* BEGIN Given entries *
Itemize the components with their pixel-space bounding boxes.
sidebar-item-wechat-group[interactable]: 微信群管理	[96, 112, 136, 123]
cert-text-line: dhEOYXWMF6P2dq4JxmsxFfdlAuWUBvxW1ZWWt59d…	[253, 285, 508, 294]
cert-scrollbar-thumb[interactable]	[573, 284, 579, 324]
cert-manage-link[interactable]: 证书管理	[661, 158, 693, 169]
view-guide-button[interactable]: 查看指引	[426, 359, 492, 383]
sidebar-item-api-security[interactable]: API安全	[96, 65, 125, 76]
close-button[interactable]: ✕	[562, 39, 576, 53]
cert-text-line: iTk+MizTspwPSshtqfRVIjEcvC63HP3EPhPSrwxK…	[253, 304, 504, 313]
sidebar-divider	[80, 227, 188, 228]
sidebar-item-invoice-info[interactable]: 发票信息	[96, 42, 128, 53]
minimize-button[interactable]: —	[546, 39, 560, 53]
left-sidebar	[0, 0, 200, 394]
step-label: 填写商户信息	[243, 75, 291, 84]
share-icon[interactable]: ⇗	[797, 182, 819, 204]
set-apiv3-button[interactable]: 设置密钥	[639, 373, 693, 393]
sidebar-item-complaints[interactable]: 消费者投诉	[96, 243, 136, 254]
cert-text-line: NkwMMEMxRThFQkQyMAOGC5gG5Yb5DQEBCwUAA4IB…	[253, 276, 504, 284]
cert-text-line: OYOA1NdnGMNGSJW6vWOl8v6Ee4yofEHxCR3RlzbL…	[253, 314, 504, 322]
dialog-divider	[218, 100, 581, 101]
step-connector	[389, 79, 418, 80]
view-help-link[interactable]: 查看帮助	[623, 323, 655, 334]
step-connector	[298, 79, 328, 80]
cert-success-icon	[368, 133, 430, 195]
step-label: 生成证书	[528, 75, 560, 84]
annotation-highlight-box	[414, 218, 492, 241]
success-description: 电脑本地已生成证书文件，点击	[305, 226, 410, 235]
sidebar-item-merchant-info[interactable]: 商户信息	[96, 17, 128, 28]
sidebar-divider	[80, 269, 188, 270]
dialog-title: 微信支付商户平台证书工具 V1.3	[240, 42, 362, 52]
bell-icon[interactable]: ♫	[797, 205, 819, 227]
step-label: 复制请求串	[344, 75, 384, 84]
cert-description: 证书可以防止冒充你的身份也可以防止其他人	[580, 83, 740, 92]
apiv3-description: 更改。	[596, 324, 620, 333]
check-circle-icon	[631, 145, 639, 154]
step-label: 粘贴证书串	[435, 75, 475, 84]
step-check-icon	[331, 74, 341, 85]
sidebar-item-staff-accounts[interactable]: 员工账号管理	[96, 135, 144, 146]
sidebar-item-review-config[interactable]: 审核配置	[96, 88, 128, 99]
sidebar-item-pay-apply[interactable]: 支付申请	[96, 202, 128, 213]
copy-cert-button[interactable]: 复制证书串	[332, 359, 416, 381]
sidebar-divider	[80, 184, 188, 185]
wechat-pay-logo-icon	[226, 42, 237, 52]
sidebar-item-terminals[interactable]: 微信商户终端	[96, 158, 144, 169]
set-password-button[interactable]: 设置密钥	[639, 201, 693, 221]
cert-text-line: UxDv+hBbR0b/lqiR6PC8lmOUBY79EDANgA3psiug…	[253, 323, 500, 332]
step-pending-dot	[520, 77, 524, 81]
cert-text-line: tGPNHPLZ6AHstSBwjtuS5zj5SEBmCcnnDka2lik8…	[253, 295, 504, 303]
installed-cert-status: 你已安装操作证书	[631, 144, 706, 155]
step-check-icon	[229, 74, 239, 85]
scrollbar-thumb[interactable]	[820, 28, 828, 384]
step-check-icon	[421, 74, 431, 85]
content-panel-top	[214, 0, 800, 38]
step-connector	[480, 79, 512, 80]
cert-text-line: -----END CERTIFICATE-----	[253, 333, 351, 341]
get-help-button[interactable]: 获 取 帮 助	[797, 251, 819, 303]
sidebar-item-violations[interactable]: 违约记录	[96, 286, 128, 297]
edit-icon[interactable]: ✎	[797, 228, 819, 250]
* END Given entries *
== Short task ==
Please copy out every line of the data above exactly as it appears.

== Solution ==
Itemize the components with their pixel-space bounding boxes.
sidebar-item-wechat-group[interactable]: 微信群管理	[96, 112, 136, 123]
cert-text-line: dhEOYXWMF6P2dq4JxmsxFfdlAuWUBvxW1ZWWt59d…	[253, 285, 508, 294]
cert-scrollbar-thumb[interactable]	[573, 284, 579, 324]
cert-manage-link[interactable]: 证书管理	[661, 158, 693, 169]
view-guide-button[interactable]: 查看指引	[426, 359, 492, 383]
sidebar-item-api-security[interactable]: API安全	[96, 65, 125, 76]
close-button[interactable]: ✕	[562, 39, 576, 53]
cert-text-line: iTk+MizTspwPSshtqfRVIjEcvC63HP3EPhPSrwxK…	[253, 304, 504, 313]
sidebar-divider	[80, 227, 188, 228]
sidebar-item-invoice-info[interactable]: 发票信息	[96, 42, 128, 53]
minimize-button[interactable]: —	[546, 39, 560, 53]
left-sidebar	[0, 0, 200, 394]
step-label: 填写商户信息	[243, 75, 291, 84]
share-icon[interactable]: ⇗	[797, 182, 819, 204]
set-apiv3-button[interactable]: 设置密钥	[639, 373, 693, 393]
sidebar-item-complaints[interactable]: 消费者投诉	[96, 243, 136, 254]
cert-text-line: NkwMMEMxRThFQkQyMAOGC5gG5Yb5DQEBCwUAA4IB…	[253, 276, 504, 284]
cert-text-line: OYOA1NdnGMNGSJW6vWOl8v6Ee4yofEHxCR3RlzbL…	[253, 314, 504, 322]
dialog-divider	[218, 100, 581, 101]
step-connector	[389, 79, 418, 80]
view-help-link[interactable]: 查看帮助	[623, 323, 655, 334]
step-connector	[298, 79, 328, 80]
cert-success-icon	[368, 133, 430, 195]
step-label: 生成证书	[528, 75, 560, 84]
annotation-highlight-box	[414, 218, 492, 241]
success-description: 电脑本地已生成证书文件，点击	[305, 226, 410, 235]
sidebar-item-merchant-info[interactable]: 商户信息	[96, 17, 128, 28]
sidebar-divider	[80, 269, 188, 270]
dialog-title: 微信支付商户平台证书工具 V1.3	[240, 42, 362, 52]
bell-icon[interactable]: ♫	[797, 205, 819, 227]
step-label: 复制请求串	[344, 75, 384, 84]
cert-description: 证书可以防止冒充你的身份也可以防止其他人	[580, 83, 740, 92]
apiv3-description: 更改。	[596, 324, 620, 333]
check-circle-icon	[631, 145, 639, 154]
step-label: 粘贴证书串	[435, 75, 475, 84]
step-check-icon	[331, 74, 341, 85]
sidebar-item-staff-accounts[interactable]: 员工账号管理	[96, 135, 144, 146]
sidebar-item-review-config[interactable]: 审核配置	[96, 88, 128, 99]
sidebar-item-pay-apply[interactable]: 支付申请	[96, 202, 128, 213]
copy-cert-button[interactable]: 复制证书串	[332, 359, 416, 381]
sidebar-divider	[80, 184, 188, 185]
wechat-pay-logo-icon	[226, 42, 237, 52]
sidebar-item-terminals[interactable]: 微信商户终端	[96, 158, 144, 169]
set-password-button[interactable]: 设置密钥	[639, 201, 693, 221]
cert-text-line: UxDv+hBbR0b/lqiR6PC8lmOUBY79EDANgA3psiug…	[253, 323, 500, 332]
step-pending-dot	[520, 77, 524, 81]
cert-text-line: tGPNHPLZ6AHstSBwjtuS5zj5SEBmCcnnDka2lik8…	[253, 295, 504, 303]
installed-cert-status: 你已安装操作证书	[631, 144, 706, 155]
step-check-icon	[229, 74, 239, 85]
scrollbar-thumb[interactable]	[820, 28, 828, 384]
step-check-icon	[421, 74, 431, 85]
content-panel-top	[214, 0, 800, 38]
step-connector	[480, 79, 512, 80]
cert-text-line: -----END CERTIFICATE-----	[253, 333, 351, 341]
get-help-button[interactable]: 获 取 帮 助	[797, 251, 819, 303]
sidebar-item-violations[interactable]: 违约记录	[96, 286, 128, 297]
edit-icon[interactable]: ✎	[797, 228, 819, 250]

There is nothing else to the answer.